◆ **YOUR INSTRUCTIONS**
Print the whole listing exactly.

Items listed in a dataset:
________________________________________

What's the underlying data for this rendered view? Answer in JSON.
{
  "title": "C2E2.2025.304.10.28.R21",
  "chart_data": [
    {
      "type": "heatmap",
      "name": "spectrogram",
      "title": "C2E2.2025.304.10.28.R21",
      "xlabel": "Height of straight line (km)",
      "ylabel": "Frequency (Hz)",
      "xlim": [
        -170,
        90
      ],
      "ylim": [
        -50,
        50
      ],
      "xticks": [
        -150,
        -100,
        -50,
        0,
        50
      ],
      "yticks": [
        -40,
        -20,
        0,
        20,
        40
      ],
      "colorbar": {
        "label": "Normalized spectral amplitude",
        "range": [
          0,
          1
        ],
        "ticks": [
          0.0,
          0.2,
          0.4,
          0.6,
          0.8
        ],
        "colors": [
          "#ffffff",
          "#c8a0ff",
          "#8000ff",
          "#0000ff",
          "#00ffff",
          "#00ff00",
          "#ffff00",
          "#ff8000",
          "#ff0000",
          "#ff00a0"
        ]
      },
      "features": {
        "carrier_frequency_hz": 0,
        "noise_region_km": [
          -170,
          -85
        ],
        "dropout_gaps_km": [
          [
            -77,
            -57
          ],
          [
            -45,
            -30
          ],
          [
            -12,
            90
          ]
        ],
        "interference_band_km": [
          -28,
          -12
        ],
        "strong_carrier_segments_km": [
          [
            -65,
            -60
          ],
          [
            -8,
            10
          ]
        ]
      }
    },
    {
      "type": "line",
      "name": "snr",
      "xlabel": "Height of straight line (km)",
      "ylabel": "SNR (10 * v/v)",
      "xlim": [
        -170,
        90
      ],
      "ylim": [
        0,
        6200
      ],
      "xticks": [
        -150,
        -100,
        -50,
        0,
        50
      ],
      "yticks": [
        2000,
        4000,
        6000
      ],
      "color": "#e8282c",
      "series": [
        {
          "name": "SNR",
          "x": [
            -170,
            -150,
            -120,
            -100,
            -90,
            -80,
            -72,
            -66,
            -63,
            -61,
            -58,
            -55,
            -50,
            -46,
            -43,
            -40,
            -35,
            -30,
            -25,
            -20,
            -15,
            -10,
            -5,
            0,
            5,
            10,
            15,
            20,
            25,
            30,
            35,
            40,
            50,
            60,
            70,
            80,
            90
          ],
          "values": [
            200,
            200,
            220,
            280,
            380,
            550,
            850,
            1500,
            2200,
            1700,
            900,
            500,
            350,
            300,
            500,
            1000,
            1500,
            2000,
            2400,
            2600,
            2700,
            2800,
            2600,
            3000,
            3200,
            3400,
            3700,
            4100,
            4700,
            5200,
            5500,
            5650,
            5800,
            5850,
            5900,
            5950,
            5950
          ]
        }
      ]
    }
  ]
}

________________________________________

◆ **RIGHT ANSWER**
What's the underlying data for this rendered view? Answer in JSON.
{
  "title": "C2E2.2025.304.10.28.R21",
  "chart_data": [
    {
      "type": "heatmap",
      "name": "spectrogram",
      "title": "C2E2.2025.304.10.28.R21",
      "xlabel": "Height of straight line (km)",
      "ylabel": "Frequency (Hz)",
      "xlim": [
        -170,
        90
      ],
      "ylim": [
        -50,
        50
      ],
      "xticks": [
        -150,
        -100,
        -50,
        0,
        50
      ],
      "yticks": [
        -40,
        -20,
        0,
        20,
        40
      ],
      "colorbar": {
        "label": "Normalized spectral amplitude",
        "range": [
          0,
          1
        ],
        "ticks": [
          0.0,
          0.2,
          0.4,
          0.6,
          0.8
        ],
        "colors": [
          "#ffffff",
          "#c8a0ff",
          "#8000ff",
          "#0000ff",
          "#00ffff",
          "#00ff00",
          "#ffff00",
          "#ff8000",
          "#ff0000",
          "#ff00a0"
        ]
      },
      "features": {
        "carrier_frequency_hz": 0,
        "noise_region_km": [
          -170,
          -85
        ],
        "dropout_gaps_km": [
          [
            -77,
            -57
          ],
          [
            -45,
            -30
          ],
          [
            -12,
            90
          ]
        ],
        "interference_band_km": [
          -28,
          -12
        ],
        "strong_carrier_segments_km": [
          [
            -65,
            -60
          ],
          [
            -8,
            10
          ]
        ]
      }
    },
    {
      "type": "line",
      "name": "snr",
      "xlabel": "Height of straight line (km)",
      "ylabel": "SNR (10 * v/v)",
      "xlim": [
        -170,
        90
      ],
      "ylim": [
        0,
        6200
      ],
      "xticks": [
        -150,
        -100,
        -50,
        0,
        50
      ],
      "yticks": [
        2000,
        4000,
        6000
      ],
      "color": "#e8282c",
      "series": [
        {
          "name": "SNR",
          "x": [
            -170,
            -150,
            -120,
            -100,
            -90,
            -80,
            -72,
            -66,
            -63,
            -61,
            -58,
            -55,
            -50,
            -46,
            -43,
            -40,
            -35,
            -30,
            -25,
            -20,
            -15,
            -10,
            -5,
            0,
            5,
            10,
            15,
            20,
            25,
            30,
            35,
            40,
            50,
            60,
            70,
            80,
            90
          ],
          "values": [
            200,
            200,
            220,
            280,
            380,
            550,
            850,
            1500,
            2200,
            1700,
            900,
            500,
            350,
            300,
            500,
            1000,
            1500,
            2000,
            2400,
            2600,
            2700,
            2800,
            2600,
            3000,
            3200,
            3400,
            3700,
            4100,
            4700,
            5200,
            5500,
            5650,
            5800,
            5850,
            5900,
            5950,
            5950
          ]
        }
      ]
    }
  ]
}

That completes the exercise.